> **Stored records**:
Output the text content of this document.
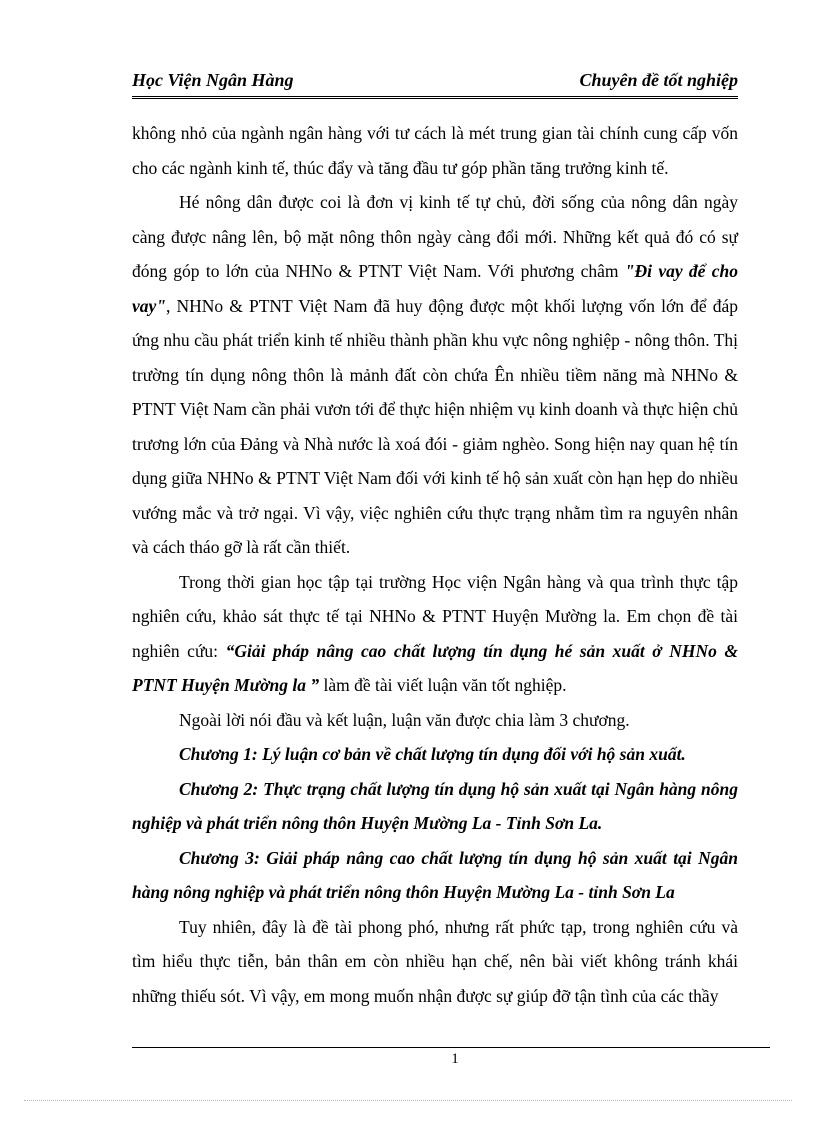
Học Viện Ngân Hàng	Chuyên đề tốt nghiệp

không nhỏ của ngành ngân hàng với tư cách là mét trung gian tài chính cung cấp vốn cho các ngành kinh tế, thúc đẩy và tăng đầu tư góp phần tăng trưởng kinh tế.

Hé nông dân được coi là đơn vị kinh tế tự chủ, đời sống của nông dân ngày càng được nâng lên, bộ mặt nông thôn ngày càng đổi mới. Những kết quả đó có sự đóng góp to lớn của NHNo & PTNT Việt Nam. Với phương châm "Đi vay để cho vay", NHNo & PTNT Việt Nam đã huy động được một khối lượng vốn lớn để đáp ứng nhu cầu phát triển kinh tế nhiều thành phần khu vực nông nghiệp - nông thôn. Thị trường tín dụng nông thôn là mảnh đất còn chứa Ên nhiều tiềm năng mà NHNo & PTNT Việt Nam cần phải vươn tới để thực hiện nhiệm vụ kinh doanh và thực hiện chủ trương lớn của Đảng và Nhà nước là xoá đói - giảm nghèo. Song hiện nay quan hệ tín dụng giữa NHNo & PTNT Việt Nam đối với kinh tế hộ sản xuất còn hạn hẹp do nhiều vướng mắc và trở ngại. Vì vậy, việc nghiên cứu thực trạng nhằm tìm ra nguyên nhân và cách tháo gỡ là rất cần thiết.

Trong thời gian học tập tại trường Học viện Ngân hàng và qua trình thực tập nghiên cứu, khảo sát thực tế tại NHNo & PTNT Huyện Mường la. Em chọn đề tài nghiên cứu: “Giải pháp nâng cao chất lượng tín dụng hé sản xuất ở NHNo & PTNT Huyện Mường la ” làm đề tài viết luận văn tốt nghiệp.

Ngoài lời nói đầu và kết luận, luận văn được chia làm 3 chương.

Chương 1: Lý luận cơ bản về chất lượng tín dụng đối với hộ sản xuất.

Chương 2: Thực trạng chất lượng tín dụng hộ sản xuất tại Ngân hàng nông nghiệp và phát triển nông thôn Huyện Mường La - Tỉnh Sơn La.

Chương 3: Giải pháp nâng cao chất lượng tín dụng hộ sản xuất tại Ngân hàng nông nghiệp và phát triển nông thôn Huyện Mường La - tỉnh Sơn La

Tuy nhiên, đây là đề tài phong phó, nhưng rất phức tạp, trong nghiên cứu và tìm hiểu thực tiễn, bản thân em còn nhiều hạn chế, nên bài viết không tránh khái những thiếu sót. Vì vậy, em mong muốn nhận được sự giúp đỡ tận tình của các thầy

1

> **WHAT IS BEING ASKED**: Except for the pictures, give all the material above again verbatim.

> **SOLUTION TO THE PROBLEM**:
Output the text content of this document.
Học Viện Ngân Hàng	Chuyên đề tốt nghiệp

không nhỏ của ngành ngân hàng với tư cách là mét trung gian tài chính cung cấp vốn cho các ngành kinh tế, thúc đẩy và tăng đầu tư góp phần tăng trưởng kinh tế.

Hé nông dân được coi là đơn vị kinh tế tự chủ, đời sống của nông dân ngày càng được nâng lên, bộ mặt nông thôn ngày càng đổi mới. Những kết quả đó có sự đóng góp to lớn của NHNo & PTNT Việt Nam. Với phương châm "Đi vay để cho vay", NHNo & PTNT Việt Nam đã huy động được một khối lượng vốn lớn để đáp ứng nhu cầu phát triển kinh tế nhiều thành phần khu vực nông nghiệp - nông thôn. Thị trường tín dụng nông thôn là mảnh đất còn chứa Ên nhiều tiềm năng mà NHNo & PTNT Việt Nam cần phải vươn tới để thực hiện nhiệm vụ kinh doanh và thực hiện chủ trương lớn của Đảng và Nhà nước là xoá đói - giảm nghèo. Song hiện nay quan hệ tín dụng giữa NHNo & PTNT Việt Nam đối với kinh tế hộ sản xuất còn hạn hẹp do nhiều vướng mắc và trở ngại. Vì vậy, việc nghiên cứu thực trạng nhằm tìm ra nguyên nhân và cách tháo gỡ là rất cần thiết.

Trong thời gian học tập tại trường Học viện Ngân hàng và qua trình thực tập nghiên cứu, khảo sát thực tế tại NHNo & PTNT Huyện Mường la. Em chọn đề tài nghiên cứu: “Giải pháp nâng cao chất lượng tín dụng hé sản xuất ở NHNo & PTNT Huyện Mường la ” làm đề tài viết luận văn tốt nghiệp.

Ngoài lời nói đầu và kết luận, luận văn được chia làm 3 chương.

Chương 1: Lý luận cơ bản về chất lượng tín dụng đối với hộ sản xuất.

Chương 2: Thực trạng chất lượng tín dụng hộ sản xuất tại Ngân hàng nông nghiệp và phát triển nông thôn Huyện Mường La - Tỉnh Sơn La.

Chương 3: Giải pháp nâng cao chất lượng tín dụng hộ sản xuất tại Ngân hàng nông nghiệp và phát triển nông thôn Huyện Mường La - tỉnh Sơn La

Tuy nhiên, đây là đề tài phong phó, nhưng rất phức tạp, trong nghiên cứu và tìm hiểu thực tiễn, bản thân em còn nhiều hạn chế, nên bài viết không tránh khái những thiếu sót. Vì vậy, em mong muốn nhận được sự giúp đỡ tận tình của các thầy

1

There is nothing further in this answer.